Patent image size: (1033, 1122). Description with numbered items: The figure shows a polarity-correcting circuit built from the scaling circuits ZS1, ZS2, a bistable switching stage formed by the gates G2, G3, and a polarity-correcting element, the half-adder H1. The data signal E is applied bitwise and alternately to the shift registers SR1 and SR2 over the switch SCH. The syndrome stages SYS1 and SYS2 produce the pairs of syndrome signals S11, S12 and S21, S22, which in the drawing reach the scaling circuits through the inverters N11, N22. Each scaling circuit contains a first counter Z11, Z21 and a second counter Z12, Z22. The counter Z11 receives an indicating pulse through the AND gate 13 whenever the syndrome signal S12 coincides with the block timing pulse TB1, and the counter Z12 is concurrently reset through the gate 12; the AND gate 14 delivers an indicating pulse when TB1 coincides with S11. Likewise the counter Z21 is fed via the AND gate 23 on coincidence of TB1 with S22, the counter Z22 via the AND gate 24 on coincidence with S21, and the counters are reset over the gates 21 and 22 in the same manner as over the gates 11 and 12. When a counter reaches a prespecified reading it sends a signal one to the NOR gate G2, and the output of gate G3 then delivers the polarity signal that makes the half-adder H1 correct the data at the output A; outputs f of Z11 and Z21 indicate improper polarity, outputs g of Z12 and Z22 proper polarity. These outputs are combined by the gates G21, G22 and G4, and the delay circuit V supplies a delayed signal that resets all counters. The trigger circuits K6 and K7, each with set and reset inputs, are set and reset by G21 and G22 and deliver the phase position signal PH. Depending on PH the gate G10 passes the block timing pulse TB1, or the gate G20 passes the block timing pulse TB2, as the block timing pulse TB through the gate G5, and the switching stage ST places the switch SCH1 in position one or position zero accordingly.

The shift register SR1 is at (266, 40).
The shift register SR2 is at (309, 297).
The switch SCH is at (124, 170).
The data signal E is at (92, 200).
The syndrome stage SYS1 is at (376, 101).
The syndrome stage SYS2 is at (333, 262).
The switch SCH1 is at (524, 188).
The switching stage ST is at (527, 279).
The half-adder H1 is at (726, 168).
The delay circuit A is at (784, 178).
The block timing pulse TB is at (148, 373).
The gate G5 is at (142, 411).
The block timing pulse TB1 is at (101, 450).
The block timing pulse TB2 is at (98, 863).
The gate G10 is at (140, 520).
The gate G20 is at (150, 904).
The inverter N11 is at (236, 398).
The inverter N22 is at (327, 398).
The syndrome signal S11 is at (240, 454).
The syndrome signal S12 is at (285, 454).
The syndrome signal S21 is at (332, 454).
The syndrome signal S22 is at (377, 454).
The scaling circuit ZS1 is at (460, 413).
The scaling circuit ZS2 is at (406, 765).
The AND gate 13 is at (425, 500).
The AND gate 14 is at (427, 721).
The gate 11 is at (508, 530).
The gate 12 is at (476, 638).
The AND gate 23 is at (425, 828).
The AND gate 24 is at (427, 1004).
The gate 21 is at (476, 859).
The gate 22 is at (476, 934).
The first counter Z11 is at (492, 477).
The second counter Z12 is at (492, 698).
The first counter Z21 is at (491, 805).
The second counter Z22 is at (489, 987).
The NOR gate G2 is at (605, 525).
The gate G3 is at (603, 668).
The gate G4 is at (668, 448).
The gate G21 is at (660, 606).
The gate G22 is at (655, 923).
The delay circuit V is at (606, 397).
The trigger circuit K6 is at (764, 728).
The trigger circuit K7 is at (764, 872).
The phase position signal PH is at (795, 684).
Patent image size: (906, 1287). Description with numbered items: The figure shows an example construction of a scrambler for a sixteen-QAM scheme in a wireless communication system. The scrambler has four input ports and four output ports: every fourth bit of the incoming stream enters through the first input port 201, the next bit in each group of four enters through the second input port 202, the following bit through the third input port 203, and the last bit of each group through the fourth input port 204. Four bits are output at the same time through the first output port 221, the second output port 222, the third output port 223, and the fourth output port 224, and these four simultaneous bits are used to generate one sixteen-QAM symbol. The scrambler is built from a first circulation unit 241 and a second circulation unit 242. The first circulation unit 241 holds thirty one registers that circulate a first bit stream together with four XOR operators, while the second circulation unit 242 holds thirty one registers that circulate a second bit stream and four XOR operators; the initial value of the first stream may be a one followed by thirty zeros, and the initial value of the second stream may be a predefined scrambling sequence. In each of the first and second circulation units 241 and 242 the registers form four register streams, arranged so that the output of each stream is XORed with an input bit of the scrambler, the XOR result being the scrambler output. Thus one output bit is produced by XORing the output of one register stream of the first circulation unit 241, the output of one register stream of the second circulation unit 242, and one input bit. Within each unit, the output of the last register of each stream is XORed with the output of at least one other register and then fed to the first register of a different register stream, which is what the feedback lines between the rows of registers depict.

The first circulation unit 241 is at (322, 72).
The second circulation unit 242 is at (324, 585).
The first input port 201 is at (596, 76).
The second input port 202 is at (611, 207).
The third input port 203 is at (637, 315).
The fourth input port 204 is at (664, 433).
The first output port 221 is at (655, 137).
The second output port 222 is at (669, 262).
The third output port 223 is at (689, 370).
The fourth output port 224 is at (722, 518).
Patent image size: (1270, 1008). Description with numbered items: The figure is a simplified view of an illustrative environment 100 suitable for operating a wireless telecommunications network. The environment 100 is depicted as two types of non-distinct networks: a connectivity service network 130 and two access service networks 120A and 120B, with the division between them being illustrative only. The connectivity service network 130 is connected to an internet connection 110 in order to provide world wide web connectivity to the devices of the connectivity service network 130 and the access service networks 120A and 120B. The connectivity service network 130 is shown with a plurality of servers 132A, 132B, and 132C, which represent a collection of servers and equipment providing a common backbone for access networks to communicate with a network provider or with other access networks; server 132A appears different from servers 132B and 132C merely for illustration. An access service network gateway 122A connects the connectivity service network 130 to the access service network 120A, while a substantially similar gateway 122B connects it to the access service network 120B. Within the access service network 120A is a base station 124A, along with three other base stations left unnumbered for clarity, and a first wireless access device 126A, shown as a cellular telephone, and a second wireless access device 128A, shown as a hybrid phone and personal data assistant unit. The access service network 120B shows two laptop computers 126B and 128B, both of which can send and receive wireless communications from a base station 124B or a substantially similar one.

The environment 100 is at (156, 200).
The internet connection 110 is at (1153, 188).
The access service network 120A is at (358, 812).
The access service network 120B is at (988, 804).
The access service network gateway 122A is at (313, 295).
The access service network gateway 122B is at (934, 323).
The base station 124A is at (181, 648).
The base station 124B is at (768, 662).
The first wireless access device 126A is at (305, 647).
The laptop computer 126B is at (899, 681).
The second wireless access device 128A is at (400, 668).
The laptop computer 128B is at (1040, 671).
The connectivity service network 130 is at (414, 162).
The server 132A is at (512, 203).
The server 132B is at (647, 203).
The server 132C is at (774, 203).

.....

**SET PROBLEM:**
Reproduce all of the rows above word for word, without changing anything.

**COMPLETED EXERCISE:**
Patent image size: (1033, 1122). Description with numbered items: The figure shows a polarity-correcting circuit built from the scaling circuits ZS1, ZS2, a bistable switching stage formed by the gates G2, G3, and a polarity-correcting element, the half-adder H1. The data signal E is applied bitwise and alternately to the shift registers SR1 and SR2 over the switch SCH. The syndrome stages SYS1 and SYS2 produce the pairs of syndrome signals S11, S12 and S21, S22, which in the drawing reach the scaling circuits through the inverters N11, N22. Each scaling circuit contains a first counter Z11, Z21 and a second counter Z12, Z22. The counter Z11 receives an indicating pulse through the AND gate 13 whenever the syndrome signal S12 coincides with the block timing pulse TB1, and the counter Z12 is concurrently reset through the gate 12; the AND gate 14 delivers an indicating pulse when TB1 coincides with S11. Likewise the counter Z21 is fed via the AND gate 23 on coincidence of TB1 with S22, the counter Z22 via the AND gate 24 on coincidence with S21, and the counters are reset over the gates 21 and 22 in the same manner as over the gates 11 and 12. When a counter reaches a prespecified reading it sends a signal one to the NOR gate G2, and the output of gate G3 then delivers the polarity signal that makes the half-adder H1 correct the data at the output A; outputs f of Z11 and Z21 indicate improper polarity, outputs g of Z12 and Z22 proper polarity. These outputs are combined by the gates G21, G22 and G4, and the delay circuit V supplies a delayed signal that resets all counters. The trigger circuits K6 and K7, each with set and reset inputs, are set and reset by G21 and G22 and deliver the phase position signal PH. Depending on PH the gate G10 passes the block timing pulse TB1, or the gate G20 passes the block timing pulse TB2, as the block timing pulse TB through the gate G5, and the switching stage ST places the switch SCH1 in position one or position zero accordingly.

The shift register SR1 is at (266, 40).
The shift register SR2 is at (309, 297).
The switch SCH is at (124, 170).
The data signal E is at (92, 200).
The syndrome stage SYS1 is at (376, 101).
The syndrome stage SYS2 is at (333, 262).
The switch SCH1 is at (524, 188).
The switching stage ST is at (527, 279).
The half-adder H1 is at (726, 168).
The delay circuit A is at (784, 178).
The block timing pulse TB is at (148, 373).
The gate G5 is at (142, 411).
The block timing pulse TB1 is at (101, 450).
The block timing pulse TB2 is at (98, 863).
The gate G10 is at (140, 520).
The gate G20 is at (150, 904).
The inverter N11 is at (236, 398).
The inverter N22 is at (327, 398).
The syndrome signal S11 is at (240, 454).
The syndrome signal S12 is at (285, 454).
The syndrome signal S21 is at (332, 454).
The syndrome signal S22 is at (377, 454).
The scaling circuit ZS1 is at (460, 413).
The scaling circuit ZS2 is at (406, 765).
The AND gate 13 is at (425, 500).
The AND gate 14 is at (427, 721).
The gate 11 is at (508, 530).
The gate 12 is at (476, 638).
The AND gate 23 is at (425, 828).
The AND gate 24 is at (427, 1004).
The gate 21 is at (476, 859).
The gate 22 is at (476, 934).
The first counter Z11 is at (492, 477).
The second counter Z12 is at (492, 698).
The first counter Z21 is at (491, 805).
The second counter Z22 is at (489, 987).
The NOR gate G2 is at (605, 525).
The gate G3 is at (603, 668).
The gate G4 is at (668, 448).
The gate G21 is at (660, 606).
The gate G22 is at (655, 923).
The delay circuit V is at (606, 397).
The trigger circuit K6 is at (764, 728).
The trigger circuit K7 is at (764, 872).
The phase position signal PH is at (795, 684).
Patent image size: (906, 1287). Description with numbered items: The figure shows an example construction of a scrambler for a sixteen-QAM scheme in a wireless communication system. The scrambler has four input ports and four output ports: every fourth bit of the incoming stream enters through the first input port 201, the next bit in each group of four enters through the second input port 202, the following bit through the third input port 203, and the last bit of each group through the fourth input port 204. Four bits are output at the same time through the first output port 221, the second output port 222, the third output port 223, and the fourth output port 224, and these four simultaneous bits are used to generate one sixteen-QAM symbol. The scrambler is built from a first circulation unit 241 and a second circulation unit 242. The first circulation unit 241 holds thirty one registers that circulate a first bit stream together with four XOR operators, while the second circulation unit 242 holds thirty one registers that circulate a second bit stream and four XOR operators; the initial value of the first stream may be a one followed by thirty zeros, and the initial value of the second stream may be a predefined scrambling sequence. In each of the first and second circulation units 241 and 242 the registers form four register streams, arranged so that the output of each stream is XORed with an input bit of the scrambler, the XOR result being the scrambler output. Thus one output bit is produced by XORing the output of one register stream of the first circulation unit 241, the output of one register stream of the second circulation unit 242, and one input bit. Within each unit, the output of the last register of each stream is XORed with the output of at least one other register and then fed to the first register of a different register stream, which is what the feedback lines between the rows of registers depict.

The first circulation unit 241 is at (322, 72).
The second circulation unit 242 is at (324, 585).
The first input port 201 is at (596, 76).
The second input port 202 is at (611, 207).
The third input port 203 is at (637, 315).
The fourth input port 204 is at (664, 433).
The first output port 221 is at (655, 137).
The second output port 222 is at (669, 262).
The third output port 223 is at (689, 370).
The fourth output port 224 is at (722, 518).
Patent image size: (1270, 1008). Description with numbered items: The figure is a simplified view of an illustrative environment 100 suitable for operating a wireless telecommunications network. The environment 100 is depicted as two types of non-distinct networks: a connectivity service network 130 and two access service networks 120A and 120B, with the division between them being illustrative only. The connectivity service network 130 is connected to an internet connection 110 in order to provide world wide web connectivity to the devices of the connectivity service network 130 and the access service networks 120A and 120B. The connectivity service network 130 is shown with a plurality of servers 132A, 132B, and 132C, which represent a collection of servers and equipment providing a common backbone for access networks to communicate with a network provider or with other access networks; server 132A appears different from servers 132B and 132C merely for illustration. An access service network gateway 122A connects the connectivity service network 130 to the access service network 120A, while a substantially similar gateway 122B connects it to the access service network 120B. Within the access service network 120A is a base station 124A, along with three other base stations left unnumbered for clarity, and a first wireless access device 126A, shown as a cellular telephone, and a second wireless access device 128A, shown as a hybrid phone and personal data assistant unit. The access service network 120B shows two laptop computers 126B and 128B, both of which can send and receive wireless communications from a base station 124B or a substantially similar one.

The environment 100 is at (156, 200).
The internet connection 110 is at (1153, 188).
The access service network 120A is at (358, 812).
The access service network 120B is at (988, 804).
The access service network gateway 122A is at (313, 295).
The access service network gateway 122B is at (934, 323).
The base station 124A is at (181, 648).
The base station 124B is at (768, 662).
The first wireless access device 126A is at (305, 647).
The laptop computer 126B is at (899, 681).
The second wireless access device 128A is at (400, 668).
The laptop computer 128B is at (1040, 671).
The connectivity service network 130 is at (414, 162).
The server 132A is at (512, 203).
The server 132B is at (647, 203).
The server 132C is at (774, 203).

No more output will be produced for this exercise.